▶ [Task brief] Find every line in the records below that holds the word "dist" and copy it.

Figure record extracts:
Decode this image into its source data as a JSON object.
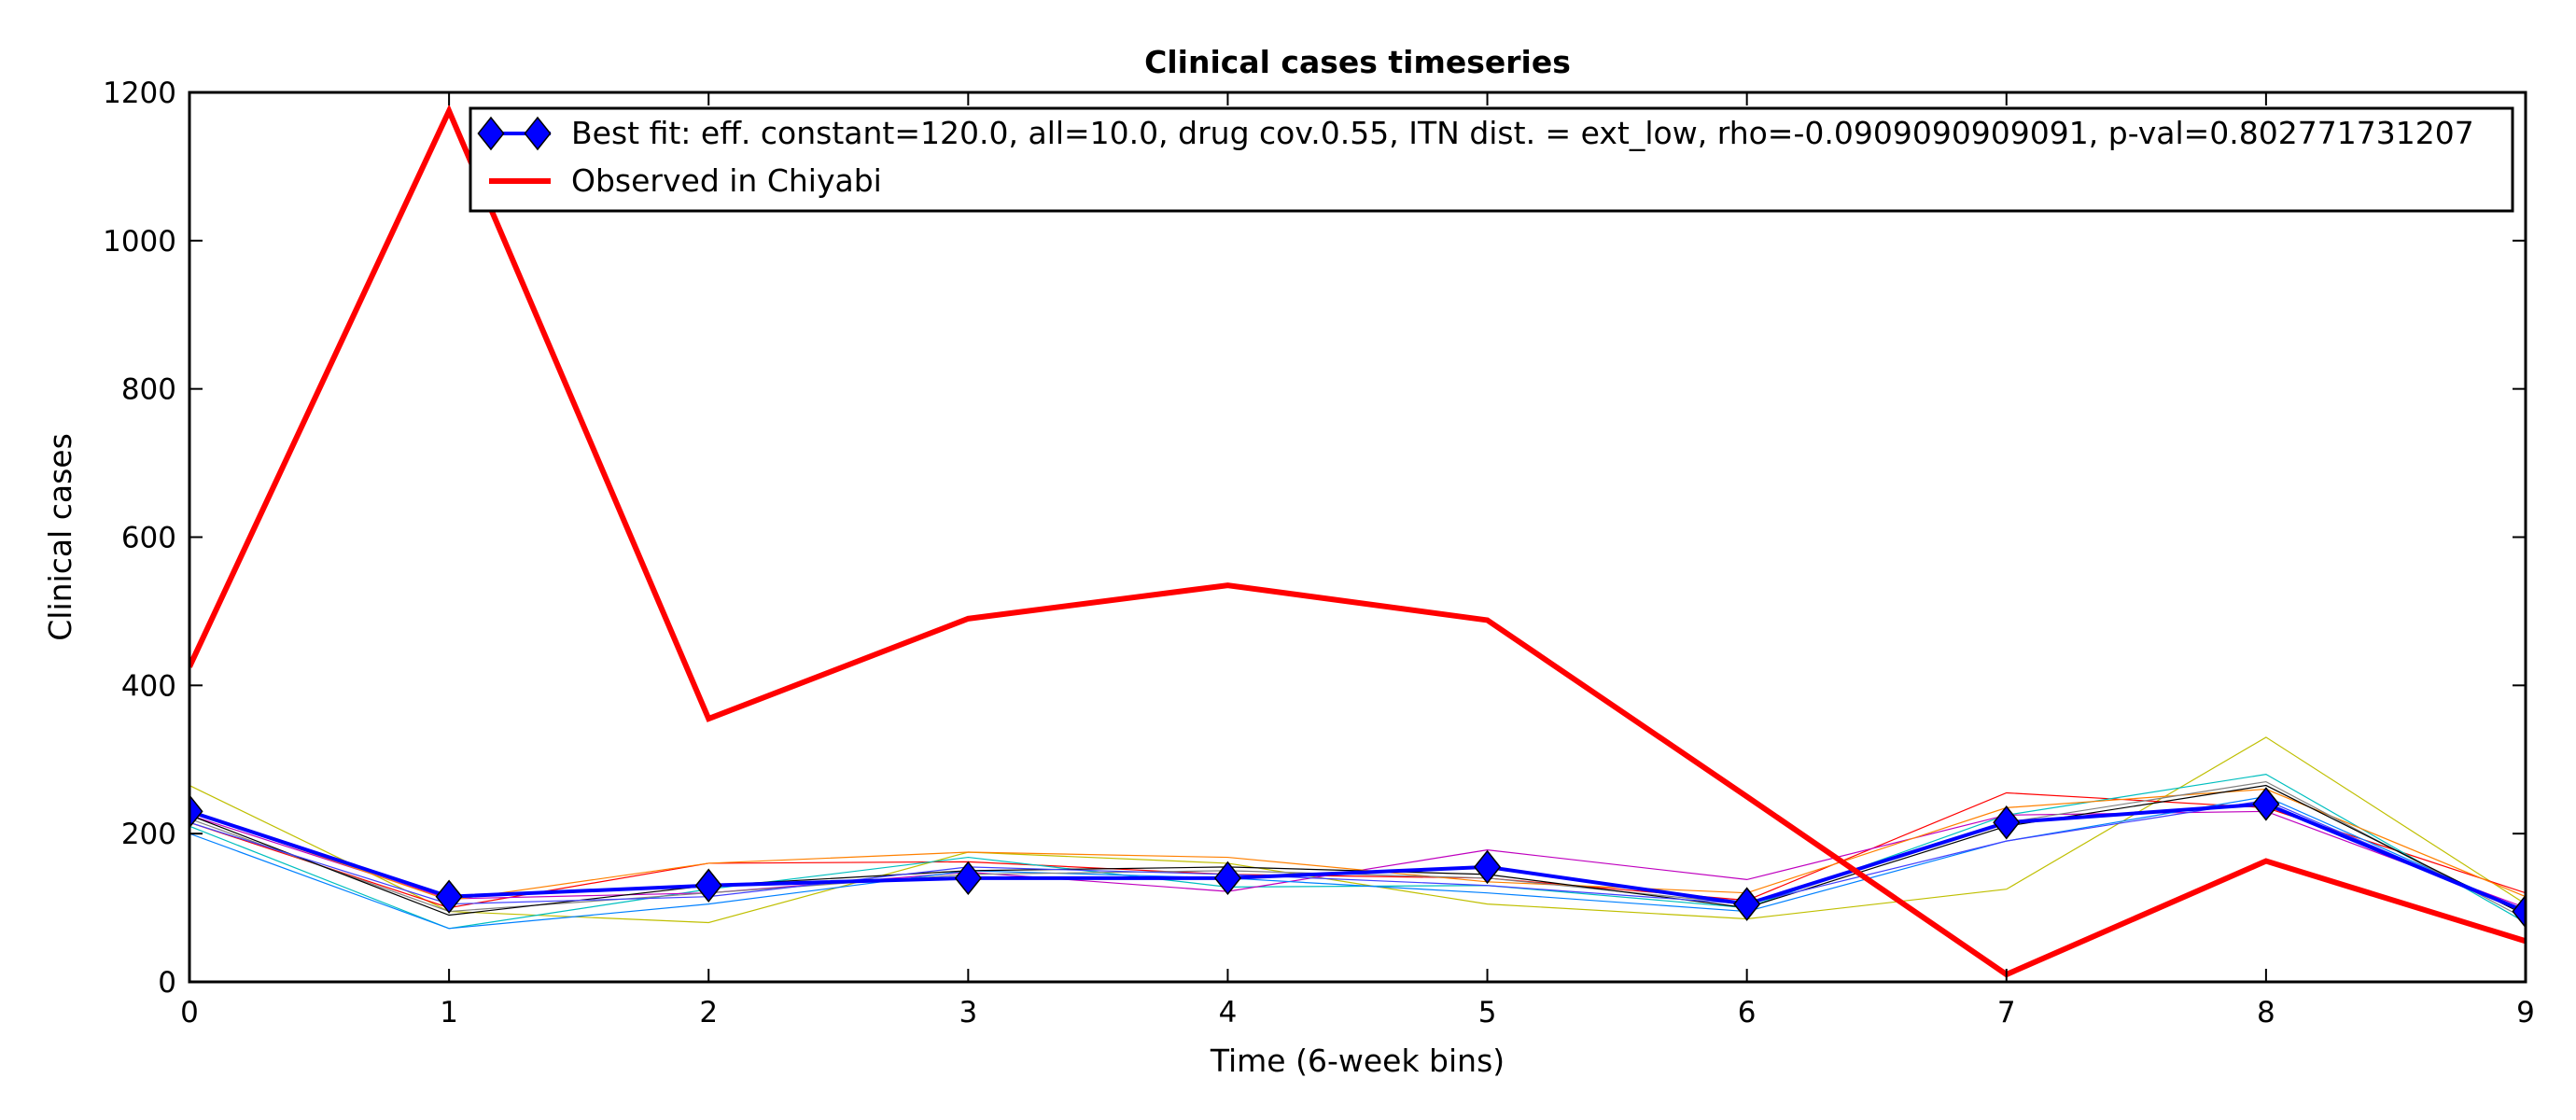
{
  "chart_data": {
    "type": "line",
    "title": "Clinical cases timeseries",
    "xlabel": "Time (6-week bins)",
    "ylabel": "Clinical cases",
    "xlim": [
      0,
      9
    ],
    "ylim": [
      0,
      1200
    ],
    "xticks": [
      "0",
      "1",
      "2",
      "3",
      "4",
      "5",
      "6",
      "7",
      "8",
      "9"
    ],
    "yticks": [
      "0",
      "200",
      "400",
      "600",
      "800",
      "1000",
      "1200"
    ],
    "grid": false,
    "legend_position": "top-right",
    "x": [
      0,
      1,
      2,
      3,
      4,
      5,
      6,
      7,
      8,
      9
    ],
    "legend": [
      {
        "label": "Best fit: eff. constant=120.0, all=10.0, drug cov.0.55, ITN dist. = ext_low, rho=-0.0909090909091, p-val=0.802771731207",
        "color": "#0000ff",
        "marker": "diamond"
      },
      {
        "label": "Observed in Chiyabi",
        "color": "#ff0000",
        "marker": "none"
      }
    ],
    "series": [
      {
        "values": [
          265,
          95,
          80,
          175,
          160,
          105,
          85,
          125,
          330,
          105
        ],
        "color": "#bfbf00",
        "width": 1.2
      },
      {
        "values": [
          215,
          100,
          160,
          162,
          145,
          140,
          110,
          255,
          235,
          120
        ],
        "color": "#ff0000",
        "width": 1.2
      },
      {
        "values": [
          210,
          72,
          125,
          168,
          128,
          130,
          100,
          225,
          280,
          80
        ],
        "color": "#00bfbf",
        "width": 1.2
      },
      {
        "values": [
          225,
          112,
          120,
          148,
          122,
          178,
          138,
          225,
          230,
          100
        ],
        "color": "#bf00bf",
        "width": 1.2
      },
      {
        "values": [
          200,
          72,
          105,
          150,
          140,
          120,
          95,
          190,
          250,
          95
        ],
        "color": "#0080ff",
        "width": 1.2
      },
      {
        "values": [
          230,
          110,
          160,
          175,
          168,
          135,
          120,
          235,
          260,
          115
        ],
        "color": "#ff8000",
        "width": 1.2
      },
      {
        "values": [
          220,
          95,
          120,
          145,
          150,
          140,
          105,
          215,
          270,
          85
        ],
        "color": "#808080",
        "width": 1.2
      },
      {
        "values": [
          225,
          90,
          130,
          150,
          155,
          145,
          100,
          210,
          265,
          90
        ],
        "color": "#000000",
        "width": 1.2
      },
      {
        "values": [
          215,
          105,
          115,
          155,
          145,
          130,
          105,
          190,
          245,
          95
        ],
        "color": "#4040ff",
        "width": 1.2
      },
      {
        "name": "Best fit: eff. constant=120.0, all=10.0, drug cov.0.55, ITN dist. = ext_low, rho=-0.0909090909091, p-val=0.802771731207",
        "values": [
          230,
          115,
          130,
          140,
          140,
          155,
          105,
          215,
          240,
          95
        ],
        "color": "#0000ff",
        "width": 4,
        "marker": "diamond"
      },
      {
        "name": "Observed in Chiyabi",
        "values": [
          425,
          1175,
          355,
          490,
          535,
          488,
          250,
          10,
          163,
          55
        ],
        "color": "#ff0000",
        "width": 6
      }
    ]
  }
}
--
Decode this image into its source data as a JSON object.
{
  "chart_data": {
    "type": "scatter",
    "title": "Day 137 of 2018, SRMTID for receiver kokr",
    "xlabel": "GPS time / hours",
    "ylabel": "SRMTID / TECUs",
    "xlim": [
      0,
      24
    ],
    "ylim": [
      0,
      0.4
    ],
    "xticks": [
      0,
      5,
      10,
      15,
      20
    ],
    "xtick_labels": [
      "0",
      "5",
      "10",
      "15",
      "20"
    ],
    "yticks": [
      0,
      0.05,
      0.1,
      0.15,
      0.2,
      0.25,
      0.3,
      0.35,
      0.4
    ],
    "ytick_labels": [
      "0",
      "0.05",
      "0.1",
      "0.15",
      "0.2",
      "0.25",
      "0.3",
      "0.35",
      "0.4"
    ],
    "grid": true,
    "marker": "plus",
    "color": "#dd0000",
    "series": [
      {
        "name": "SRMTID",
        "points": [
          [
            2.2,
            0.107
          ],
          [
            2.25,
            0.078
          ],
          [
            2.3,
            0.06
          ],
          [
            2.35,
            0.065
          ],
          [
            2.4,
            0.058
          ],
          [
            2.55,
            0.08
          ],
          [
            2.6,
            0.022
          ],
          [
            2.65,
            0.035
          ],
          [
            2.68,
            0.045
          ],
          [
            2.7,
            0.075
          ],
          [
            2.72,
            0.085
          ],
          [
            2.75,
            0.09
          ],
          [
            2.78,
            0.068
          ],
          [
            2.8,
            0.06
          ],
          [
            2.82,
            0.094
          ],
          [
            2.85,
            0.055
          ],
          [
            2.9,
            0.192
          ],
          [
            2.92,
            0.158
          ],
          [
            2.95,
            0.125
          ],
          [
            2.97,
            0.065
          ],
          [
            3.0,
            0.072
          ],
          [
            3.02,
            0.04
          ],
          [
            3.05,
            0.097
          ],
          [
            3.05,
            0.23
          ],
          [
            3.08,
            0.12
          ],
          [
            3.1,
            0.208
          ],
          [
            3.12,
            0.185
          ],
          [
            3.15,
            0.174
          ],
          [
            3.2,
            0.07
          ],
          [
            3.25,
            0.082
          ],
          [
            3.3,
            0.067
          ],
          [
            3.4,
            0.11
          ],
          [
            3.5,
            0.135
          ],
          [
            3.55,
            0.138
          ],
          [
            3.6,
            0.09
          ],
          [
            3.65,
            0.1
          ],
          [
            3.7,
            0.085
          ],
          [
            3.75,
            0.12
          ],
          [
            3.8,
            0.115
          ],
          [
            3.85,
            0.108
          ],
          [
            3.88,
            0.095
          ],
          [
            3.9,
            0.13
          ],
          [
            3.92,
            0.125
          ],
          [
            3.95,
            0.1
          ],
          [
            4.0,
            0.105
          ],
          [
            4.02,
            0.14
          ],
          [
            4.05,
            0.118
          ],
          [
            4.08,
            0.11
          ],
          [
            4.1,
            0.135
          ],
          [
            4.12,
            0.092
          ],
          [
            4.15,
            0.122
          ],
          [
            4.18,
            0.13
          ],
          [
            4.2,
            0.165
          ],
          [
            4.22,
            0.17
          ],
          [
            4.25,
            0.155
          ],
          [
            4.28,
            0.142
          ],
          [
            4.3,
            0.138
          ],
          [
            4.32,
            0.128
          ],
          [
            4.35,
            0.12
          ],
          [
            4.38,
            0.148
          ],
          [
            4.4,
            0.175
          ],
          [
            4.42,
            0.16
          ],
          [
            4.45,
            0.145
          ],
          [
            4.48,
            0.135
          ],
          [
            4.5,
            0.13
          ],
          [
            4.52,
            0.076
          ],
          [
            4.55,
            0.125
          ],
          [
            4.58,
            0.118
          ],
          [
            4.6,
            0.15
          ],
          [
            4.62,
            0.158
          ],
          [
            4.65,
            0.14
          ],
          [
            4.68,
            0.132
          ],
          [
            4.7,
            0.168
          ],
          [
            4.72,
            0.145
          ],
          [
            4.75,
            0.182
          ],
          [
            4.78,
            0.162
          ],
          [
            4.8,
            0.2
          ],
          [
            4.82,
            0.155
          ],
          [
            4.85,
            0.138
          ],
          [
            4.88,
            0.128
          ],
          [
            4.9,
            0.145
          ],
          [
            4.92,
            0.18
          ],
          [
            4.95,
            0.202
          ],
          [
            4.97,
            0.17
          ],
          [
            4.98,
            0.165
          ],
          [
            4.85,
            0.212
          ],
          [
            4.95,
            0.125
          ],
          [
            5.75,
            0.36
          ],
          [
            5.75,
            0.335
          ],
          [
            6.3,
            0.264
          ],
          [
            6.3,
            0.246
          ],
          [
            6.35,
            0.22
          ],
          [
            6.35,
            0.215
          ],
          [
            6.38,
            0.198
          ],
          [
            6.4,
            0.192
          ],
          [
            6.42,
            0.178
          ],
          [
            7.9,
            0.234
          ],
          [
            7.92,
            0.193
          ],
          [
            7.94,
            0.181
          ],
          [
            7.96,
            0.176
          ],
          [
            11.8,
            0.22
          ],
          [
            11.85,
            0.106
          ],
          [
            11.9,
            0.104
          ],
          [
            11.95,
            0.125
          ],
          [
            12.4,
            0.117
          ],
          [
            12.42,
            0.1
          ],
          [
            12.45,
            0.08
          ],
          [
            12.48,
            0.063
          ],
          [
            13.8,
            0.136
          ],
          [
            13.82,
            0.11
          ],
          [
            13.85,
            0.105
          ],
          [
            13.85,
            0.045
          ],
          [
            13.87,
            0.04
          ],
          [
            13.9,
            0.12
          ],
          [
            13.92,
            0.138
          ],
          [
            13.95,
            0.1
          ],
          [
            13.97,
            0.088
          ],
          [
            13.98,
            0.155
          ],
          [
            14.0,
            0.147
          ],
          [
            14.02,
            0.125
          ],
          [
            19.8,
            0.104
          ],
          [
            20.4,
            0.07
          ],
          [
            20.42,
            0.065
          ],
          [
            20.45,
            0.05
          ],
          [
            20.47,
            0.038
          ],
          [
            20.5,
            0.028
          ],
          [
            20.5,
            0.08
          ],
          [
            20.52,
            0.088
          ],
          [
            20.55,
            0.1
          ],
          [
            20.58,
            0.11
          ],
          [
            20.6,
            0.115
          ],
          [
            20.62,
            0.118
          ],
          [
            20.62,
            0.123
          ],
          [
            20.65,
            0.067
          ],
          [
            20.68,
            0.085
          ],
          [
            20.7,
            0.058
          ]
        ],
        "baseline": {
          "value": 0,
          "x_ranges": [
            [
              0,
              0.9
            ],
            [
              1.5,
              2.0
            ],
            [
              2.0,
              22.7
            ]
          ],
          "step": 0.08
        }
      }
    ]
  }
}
* * *
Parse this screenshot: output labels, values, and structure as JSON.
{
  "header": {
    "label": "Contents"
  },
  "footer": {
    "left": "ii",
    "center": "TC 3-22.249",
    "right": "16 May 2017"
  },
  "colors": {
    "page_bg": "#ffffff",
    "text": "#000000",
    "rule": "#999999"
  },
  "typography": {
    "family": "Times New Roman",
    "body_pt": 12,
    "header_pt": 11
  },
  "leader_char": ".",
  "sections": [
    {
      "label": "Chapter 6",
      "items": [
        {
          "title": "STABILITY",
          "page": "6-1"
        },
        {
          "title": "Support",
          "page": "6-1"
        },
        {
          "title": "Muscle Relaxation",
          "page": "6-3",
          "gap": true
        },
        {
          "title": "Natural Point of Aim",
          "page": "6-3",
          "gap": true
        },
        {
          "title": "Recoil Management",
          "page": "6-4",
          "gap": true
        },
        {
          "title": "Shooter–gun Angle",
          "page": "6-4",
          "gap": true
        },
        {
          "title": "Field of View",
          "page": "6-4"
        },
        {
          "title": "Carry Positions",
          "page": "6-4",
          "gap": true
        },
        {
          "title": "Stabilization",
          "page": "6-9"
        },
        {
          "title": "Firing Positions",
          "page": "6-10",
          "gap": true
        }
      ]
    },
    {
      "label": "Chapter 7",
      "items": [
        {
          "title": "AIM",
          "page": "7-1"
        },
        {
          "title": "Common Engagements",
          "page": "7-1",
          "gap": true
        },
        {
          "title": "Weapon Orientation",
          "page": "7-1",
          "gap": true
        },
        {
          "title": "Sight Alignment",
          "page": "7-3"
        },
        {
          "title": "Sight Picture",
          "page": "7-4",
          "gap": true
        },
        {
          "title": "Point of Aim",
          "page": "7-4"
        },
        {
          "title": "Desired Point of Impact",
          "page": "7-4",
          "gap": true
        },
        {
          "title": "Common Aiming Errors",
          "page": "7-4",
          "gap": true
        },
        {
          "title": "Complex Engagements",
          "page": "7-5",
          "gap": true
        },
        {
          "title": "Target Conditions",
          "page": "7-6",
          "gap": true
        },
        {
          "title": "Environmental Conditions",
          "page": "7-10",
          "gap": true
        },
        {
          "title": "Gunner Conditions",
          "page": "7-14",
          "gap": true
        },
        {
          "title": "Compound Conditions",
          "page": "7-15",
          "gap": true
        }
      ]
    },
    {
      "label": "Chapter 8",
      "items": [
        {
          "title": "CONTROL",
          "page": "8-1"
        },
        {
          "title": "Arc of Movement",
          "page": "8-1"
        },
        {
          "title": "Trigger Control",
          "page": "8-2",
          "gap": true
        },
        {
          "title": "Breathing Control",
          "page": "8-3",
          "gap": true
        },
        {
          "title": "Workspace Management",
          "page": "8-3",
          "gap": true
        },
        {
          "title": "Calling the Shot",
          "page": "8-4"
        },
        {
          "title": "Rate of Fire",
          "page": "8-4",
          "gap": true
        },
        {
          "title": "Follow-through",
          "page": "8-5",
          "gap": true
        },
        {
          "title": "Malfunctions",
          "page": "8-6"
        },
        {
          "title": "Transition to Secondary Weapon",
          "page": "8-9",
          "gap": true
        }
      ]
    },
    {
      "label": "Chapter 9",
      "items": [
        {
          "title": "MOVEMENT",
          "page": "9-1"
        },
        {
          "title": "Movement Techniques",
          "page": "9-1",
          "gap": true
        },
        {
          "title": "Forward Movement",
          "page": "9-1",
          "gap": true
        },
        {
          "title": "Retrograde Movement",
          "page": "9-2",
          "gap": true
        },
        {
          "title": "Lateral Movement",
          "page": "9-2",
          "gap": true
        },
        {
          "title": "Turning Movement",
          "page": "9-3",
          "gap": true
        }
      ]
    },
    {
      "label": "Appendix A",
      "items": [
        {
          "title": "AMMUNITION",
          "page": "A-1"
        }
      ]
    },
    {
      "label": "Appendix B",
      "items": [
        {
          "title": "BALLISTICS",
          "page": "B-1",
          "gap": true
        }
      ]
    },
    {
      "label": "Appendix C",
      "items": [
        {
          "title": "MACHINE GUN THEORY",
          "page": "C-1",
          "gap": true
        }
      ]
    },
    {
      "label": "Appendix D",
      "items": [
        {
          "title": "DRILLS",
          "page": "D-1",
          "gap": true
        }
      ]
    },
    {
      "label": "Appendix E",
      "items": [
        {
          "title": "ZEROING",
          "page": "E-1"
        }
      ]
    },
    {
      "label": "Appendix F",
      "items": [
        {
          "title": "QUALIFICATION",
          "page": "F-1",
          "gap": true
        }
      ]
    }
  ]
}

▶ [The reply]
        "label": "Best fit: eff. constant=120.0, all=10.0, drug cov.0.55, ITN dist. = ext_low, rho=-0.0909090909091, p-val=0.802771731207",
        "name": "Best fit: eff. constant=120.0, all=10.0, drug cov.0.55, ITN dist. = ext_low, rho=-0.0909090909091, p-val=0.802771731207",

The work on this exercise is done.